[WHAT TO WORK ON]: Retype the material that follows, keeping every word as it is.

[LISTING]:
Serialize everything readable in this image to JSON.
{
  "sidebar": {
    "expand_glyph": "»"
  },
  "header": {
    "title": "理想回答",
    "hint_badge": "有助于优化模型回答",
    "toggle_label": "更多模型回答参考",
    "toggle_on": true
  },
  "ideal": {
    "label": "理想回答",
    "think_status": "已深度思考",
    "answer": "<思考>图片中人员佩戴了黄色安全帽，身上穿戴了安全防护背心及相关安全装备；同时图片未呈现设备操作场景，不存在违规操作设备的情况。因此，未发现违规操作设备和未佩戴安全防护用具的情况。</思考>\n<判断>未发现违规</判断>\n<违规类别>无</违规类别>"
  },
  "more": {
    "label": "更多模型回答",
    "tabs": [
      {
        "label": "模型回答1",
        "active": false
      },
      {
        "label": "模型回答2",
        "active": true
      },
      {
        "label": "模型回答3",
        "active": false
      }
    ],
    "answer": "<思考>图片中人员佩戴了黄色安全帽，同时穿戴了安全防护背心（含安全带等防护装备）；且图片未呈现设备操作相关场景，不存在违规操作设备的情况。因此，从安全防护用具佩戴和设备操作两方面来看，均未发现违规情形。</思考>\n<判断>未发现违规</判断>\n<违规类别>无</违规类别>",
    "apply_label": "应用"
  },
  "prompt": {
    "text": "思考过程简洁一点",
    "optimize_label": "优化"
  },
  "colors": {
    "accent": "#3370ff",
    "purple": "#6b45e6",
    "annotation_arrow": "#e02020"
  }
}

[SOLUTION BELOW]:
Serialize everything readable in this image to JSON.
{
  "sidebar": {
    "expand_glyph": "»"
  },
  "header": {
    "title": "理想回答",
    "hint_badge": "有助于优化模型回答",
    "toggle_label": "更多模型回答参考",
    "toggle_on": true
  },
  "ideal": {
    "label": "理想回答",
    "think_status": "已深度思考",
    "answer": "<思考>图片中人员佩戴了黄色安全帽，身上穿戴了安全防护背心及相关安全装备；同时图片未呈现设备操作场景，不存在违规操作设备的情况。因此，未发现违规操作设备和未佩戴安全防护用具的情况。</思考>\n<判断>未发现违规</判断>\n<违规类别>无</违规类别>"
  },
  "more": {
    "label": "更多模型回答",
    "tabs": [
      {
        "label": "模型回答1",
        "active": false
      },
      {
        "label": "模型回答2",
        "active": true
      },
      {
        "label": "模型回答3",
        "active": false
      }
    ],
    "answer": "<思考>图片中人员佩戴了黄色安全帽，同时穿戴了安全防护背心（含安全带等防护装备）；且图片未呈现设备操作相关场景，不存在违规操作设备的情况。因此，从安全防护用具佩戴和设备操作两方面来看，均未发现违规情形。</思考>\n<判断>未发现违规</判断>\n<违规类别>无</违规类别>",
    "apply_label": "应用"
  },
  "prompt": {
    "text": "思考过程简洁一点",
    "optimize_label": "优化"
  },
  "colors": {
    "accent": "#3370ff",
    "purple": "#6b45e6",
    "annotation_arrow": "#e02020"
  }
}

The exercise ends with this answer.